Dataset entries =
───

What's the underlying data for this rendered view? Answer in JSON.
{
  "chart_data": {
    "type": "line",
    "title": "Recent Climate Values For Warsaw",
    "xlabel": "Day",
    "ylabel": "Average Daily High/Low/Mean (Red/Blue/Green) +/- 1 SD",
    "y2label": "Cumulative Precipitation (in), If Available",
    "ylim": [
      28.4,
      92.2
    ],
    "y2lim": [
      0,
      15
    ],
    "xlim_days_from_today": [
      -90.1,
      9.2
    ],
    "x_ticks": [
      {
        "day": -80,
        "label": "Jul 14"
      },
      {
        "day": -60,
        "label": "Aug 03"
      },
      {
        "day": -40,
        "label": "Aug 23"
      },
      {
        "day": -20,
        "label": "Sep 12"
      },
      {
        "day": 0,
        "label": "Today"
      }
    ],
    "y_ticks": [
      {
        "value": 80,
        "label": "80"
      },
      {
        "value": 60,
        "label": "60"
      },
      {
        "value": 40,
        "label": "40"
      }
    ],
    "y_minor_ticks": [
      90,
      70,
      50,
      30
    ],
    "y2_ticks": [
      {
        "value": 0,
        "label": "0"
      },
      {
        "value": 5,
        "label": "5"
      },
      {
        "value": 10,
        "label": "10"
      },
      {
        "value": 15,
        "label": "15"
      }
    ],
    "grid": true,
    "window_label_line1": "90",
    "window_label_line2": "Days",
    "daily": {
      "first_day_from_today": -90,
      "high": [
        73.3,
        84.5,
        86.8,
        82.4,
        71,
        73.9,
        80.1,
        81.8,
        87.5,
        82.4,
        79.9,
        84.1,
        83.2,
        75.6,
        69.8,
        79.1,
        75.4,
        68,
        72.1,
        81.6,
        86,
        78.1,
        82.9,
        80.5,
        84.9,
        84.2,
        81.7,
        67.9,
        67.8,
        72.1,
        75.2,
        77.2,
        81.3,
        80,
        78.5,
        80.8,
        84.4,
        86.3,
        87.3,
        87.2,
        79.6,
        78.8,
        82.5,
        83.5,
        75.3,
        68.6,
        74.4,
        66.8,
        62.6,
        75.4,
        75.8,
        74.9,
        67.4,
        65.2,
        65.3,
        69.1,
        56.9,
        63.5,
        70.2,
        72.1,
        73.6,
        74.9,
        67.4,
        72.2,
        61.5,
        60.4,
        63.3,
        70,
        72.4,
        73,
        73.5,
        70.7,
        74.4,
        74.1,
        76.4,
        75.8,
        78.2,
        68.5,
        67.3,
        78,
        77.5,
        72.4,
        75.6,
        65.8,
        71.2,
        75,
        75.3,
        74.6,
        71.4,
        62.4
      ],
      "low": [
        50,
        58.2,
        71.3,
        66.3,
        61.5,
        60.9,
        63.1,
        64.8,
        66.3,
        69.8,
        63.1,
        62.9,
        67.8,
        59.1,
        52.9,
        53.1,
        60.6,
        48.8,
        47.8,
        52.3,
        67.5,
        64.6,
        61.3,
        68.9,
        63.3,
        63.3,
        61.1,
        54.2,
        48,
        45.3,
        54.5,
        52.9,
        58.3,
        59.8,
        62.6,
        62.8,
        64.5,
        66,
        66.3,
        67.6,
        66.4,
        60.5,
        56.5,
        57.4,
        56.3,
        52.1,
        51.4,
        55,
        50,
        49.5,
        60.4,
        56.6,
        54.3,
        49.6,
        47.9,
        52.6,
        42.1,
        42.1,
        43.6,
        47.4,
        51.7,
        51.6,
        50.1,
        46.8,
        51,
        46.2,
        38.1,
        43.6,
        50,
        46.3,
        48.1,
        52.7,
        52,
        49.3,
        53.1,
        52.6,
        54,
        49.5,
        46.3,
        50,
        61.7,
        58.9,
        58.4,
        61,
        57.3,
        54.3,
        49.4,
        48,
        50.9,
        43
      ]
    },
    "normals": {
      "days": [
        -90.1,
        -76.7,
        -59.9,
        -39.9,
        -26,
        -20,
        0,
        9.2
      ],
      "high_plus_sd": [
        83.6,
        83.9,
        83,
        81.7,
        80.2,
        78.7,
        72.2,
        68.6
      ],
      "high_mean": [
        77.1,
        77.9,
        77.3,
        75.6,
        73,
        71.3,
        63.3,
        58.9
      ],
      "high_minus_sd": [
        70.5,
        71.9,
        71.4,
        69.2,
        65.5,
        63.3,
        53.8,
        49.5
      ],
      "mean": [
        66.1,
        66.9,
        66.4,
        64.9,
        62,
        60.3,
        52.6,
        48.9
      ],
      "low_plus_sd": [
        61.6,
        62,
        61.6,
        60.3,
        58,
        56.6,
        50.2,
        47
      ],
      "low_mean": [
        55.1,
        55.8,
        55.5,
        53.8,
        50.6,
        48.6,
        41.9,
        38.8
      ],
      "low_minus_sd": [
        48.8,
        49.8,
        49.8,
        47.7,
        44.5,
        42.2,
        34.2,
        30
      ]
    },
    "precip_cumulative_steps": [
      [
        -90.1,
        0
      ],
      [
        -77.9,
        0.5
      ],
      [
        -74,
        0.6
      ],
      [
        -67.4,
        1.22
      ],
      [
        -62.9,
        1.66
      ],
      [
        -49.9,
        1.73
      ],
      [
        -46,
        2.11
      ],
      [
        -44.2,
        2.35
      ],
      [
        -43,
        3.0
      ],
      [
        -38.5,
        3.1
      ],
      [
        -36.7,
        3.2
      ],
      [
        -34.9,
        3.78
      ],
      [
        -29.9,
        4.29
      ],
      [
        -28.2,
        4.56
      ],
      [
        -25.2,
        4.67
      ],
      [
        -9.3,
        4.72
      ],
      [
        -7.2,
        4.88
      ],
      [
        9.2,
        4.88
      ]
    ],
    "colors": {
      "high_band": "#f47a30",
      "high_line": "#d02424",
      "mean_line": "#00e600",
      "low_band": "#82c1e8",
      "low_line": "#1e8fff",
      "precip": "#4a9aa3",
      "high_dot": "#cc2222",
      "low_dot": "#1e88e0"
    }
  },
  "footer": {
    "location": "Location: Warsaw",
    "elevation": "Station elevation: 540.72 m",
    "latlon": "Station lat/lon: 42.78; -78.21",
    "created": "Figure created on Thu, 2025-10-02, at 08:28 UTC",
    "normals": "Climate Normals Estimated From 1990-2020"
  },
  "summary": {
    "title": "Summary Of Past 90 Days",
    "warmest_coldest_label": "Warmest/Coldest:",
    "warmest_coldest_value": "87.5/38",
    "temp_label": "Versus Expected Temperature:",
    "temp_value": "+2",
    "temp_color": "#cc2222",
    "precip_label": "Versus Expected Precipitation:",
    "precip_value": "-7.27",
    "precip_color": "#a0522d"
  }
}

───

Written task = Copy each record from above exactly, and include every line.

Exercise answer =
What's the underlying data for this rendered view? Answer in JSON.
{
  "chart_data": {
    "type": "line",
    "title": "Recent Climate Values For Warsaw",
    "xlabel": "Day",
    "ylabel": "Average Daily High/Low/Mean (Red/Blue/Green) +/- 1 SD",
    "y2label": "Cumulative Precipitation (in), If Available",
    "ylim": [
      28.4,
      92.2
    ],
    "y2lim": [
      0,
      15
    ],
    "xlim_days_from_today": [
      -90.1,
      9.2
    ],
    "x_ticks": [
      {
        "day": -80,
        "label": "Jul 14"
      },
      {
        "day": -60,
        "label": "Aug 03"
      },
      {
        "day": -40,
        "label": "Aug 23"
      },
      {
        "day": -20,
        "label": "Sep 12"
      },
      {
        "day": 0,
        "label": "Today"
      }
    ],
    "y_ticks": [
      {
        "value": 80,
        "label": "80"
      },
      {
        "value": 60,
        "label": "60"
      },
      {
        "value": 40,
        "label": "40"
      }
    ],
    "y_minor_ticks": [
      90,
      70,
      50,
      30
    ],
    "y2_ticks": [
      {
        "value": 0,
        "label": "0"
      },
      {
        "value": 5,
        "label": "5"
      },
      {
        "value": 10,
        "label": "10"
      },
      {
        "value": 15,
        "label": "15"
      }
    ],
    "grid": true,
    "window_label_line1": "90",
    "window_label_line2": "Days",
    "daily": {
      "first_day_from_today": -90,
      "high": [
        73.3,
        84.5,
        86.8,
        82.4,
        71,
        73.9,
        80.1,
        81.8,
        87.5,
        82.4,
        79.9,
        84.1,
        83.2,
        75.6,
        69.8,
        79.1,
        75.4,
        68,
        72.1,
        81.6,
        86,
        78.1,
        82.9,
        80.5,
        84.9,
        84.2,
        81.7,
        67.9,
        67.8,
        72.1,
        75.2,
        77.2,
        81.3,
        80,
        78.5,
        80.8,
        84.4,
        86.3,
        87.3,
        87.2,
        79.6,
        78.8,
        82.5,
        83.5,
        75.3,
        68.6,
        74.4,
        66.8,
        62.6,
        75.4,
        75.8,
        74.9,
        67.4,
        65.2,
        65.3,
        69.1,
        56.9,
        63.5,
        70.2,
        72.1,
        73.6,
        74.9,
        67.4,
        72.2,
        61.5,
        60.4,
        63.3,
        70,
        72.4,
        73,
        73.5,
        70.7,
        74.4,
        74.1,
        76.4,
        75.8,
        78.2,
        68.5,
        67.3,
        78,
        77.5,
        72.4,
        75.6,
        65.8,
        71.2,
        75,
        75.3,
        74.6,
        71.4,
        62.4
      ],
      "low": [
        50,
        58.2,
        71.3,
        66.3,
        61.5,
        60.9,
        63.1,
        64.8,
        66.3,
        69.8,
        63.1,
        62.9,
        67.8,
        59.1,
        52.9,
        53.1,
        60.6,
        48.8,
        47.8,
        52.3,
        67.5,
        64.6,
        61.3,
        68.9,
        63.3,
        63.3,
        61.1,
        54.2,
        48,
        45.3,
        54.5,
        52.9,
        58.3,
        59.8,
        62.6,
        62.8,
        64.5,
        66,
        66.3,
        67.6,
        66.4,
        60.5,
        56.5,
        57.4,
        56.3,
        52.1,
        51.4,
        55,
        50,
        49.5,
        60.4,
        56.6,
        54.3,
        49.6,
        47.9,
        52.6,
        42.1,
        42.1,
        43.6,
        47.4,
        51.7,
        51.6,
        50.1,
        46.8,
        51,
        46.2,
        38.1,
        43.6,
        50,
        46.3,
        48.1,
        52.7,
        52,
        49.3,
        53.1,
        52.6,
        54,
        49.5,
        46.3,
        50,
        61.7,
        58.9,
        58.4,
        61,
        57.3,
        54.3,
        49.4,
        48,
        50.9,
        43
      ]
    },
    "normals": {
      "days": [
        -90.1,
        -76.7,
        -59.9,
        -39.9,
        -26,
        -20,
        0,
        9.2
      ],
      "high_plus_sd": [
        83.6,
        83.9,
        83,
        81.7,
        80.2,
        78.7,
        72.2,
        68.6
      ],
      "high_mean": [
        77.1,
        77.9,
        77.3,
        75.6,
        73,
        71.3,
        63.3,
        58.9
      ],
      "high_minus_sd": [
        70.5,
        71.9,
        71.4,
        69.2,
        65.5,
        63.3,
        53.8,
        49.5
      ],
      "mean": [
        66.1,
        66.9,
        66.4,
        64.9,
        62,
        60.3,
        52.6,
        48.9
      ],
      "low_plus_sd": [
        61.6,
        62,
        61.6,
        60.3,
        58,
        56.6,
        50.2,
        47
      ],
      "low_mean": [
        55.1,
        55.8,
        55.5,
        53.8,
        50.6,
        48.6,
        41.9,
        38.8
      ],
      "low_minus_sd": [
        48.8,
        49.8,
        49.8,
        47.7,
        44.5,
        42.2,
        34.2,
        30
      ]
    },
    "precip_cumulative_steps": [
      [
        -90.1,
        0
      ],
      [
        -77.9,
        0.5
      ],
      [
        -74,
        0.6
      ],
      [
        -67.4,
        1.22
      ],
      [
        -62.9,
        1.66
      ],
      [
        -49.9,
        1.73
      ],
      [
        -46,
        2.11
      ],
      [
        -44.2,
        2.35
      ],
      [
        -43,
        3.0
      ],
      [
        -38.5,
        3.1
      ],
      [
        -36.7,
        3.2
      ],
      [
        -34.9,
        3.78
      ],
      [
        -29.9,
        4.29
      ],
      [
        -28.2,
        4.56
      ],
      [
        -25.2,
        4.67
      ],
      [
        -9.3,
        4.72
      ],
      [
        -7.2,
        4.88
      ],
      [
        9.2,
        4.88
      ]
    ],
    "colors": {
      "high_band": "#f47a30",
      "high_line": "#d02424",
      "mean_line": "#00e600",
      "low_band": "#82c1e8",
      "low_line": "#1e8fff",
      "precip": "#4a9aa3",
      "high_dot": "#cc2222",
      "low_dot": "#1e88e0"
    }
  },
  "footer": {
    "location": "Location: Warsaw",
    "elevation": "Station elevation: 540.72 m",
    "latlon": "Station lat/lon: 42.78; -78.21",
    "created": "Figure created on Thu, 2025-10-02, at 08:28 UTC",
    "normals": "Climate Normals Estimated From 1990-2020"
  },
  "summary": {
    "title": "Summary Of Past 90 Days",
    "warmest_coldest_label": "Warmest/Coldest:",
    "warmest_coldest_value": "87.5/38",
    "temp_label": "Versus Expected Temperature:",
    "temp_value": "+2",
    "temp_color": "#cc2222",
    "precip_label": "Versus Expected Precipitation:",
    "precip_value": "-7.27",
    "precip_color": "#a0522d"
  }
}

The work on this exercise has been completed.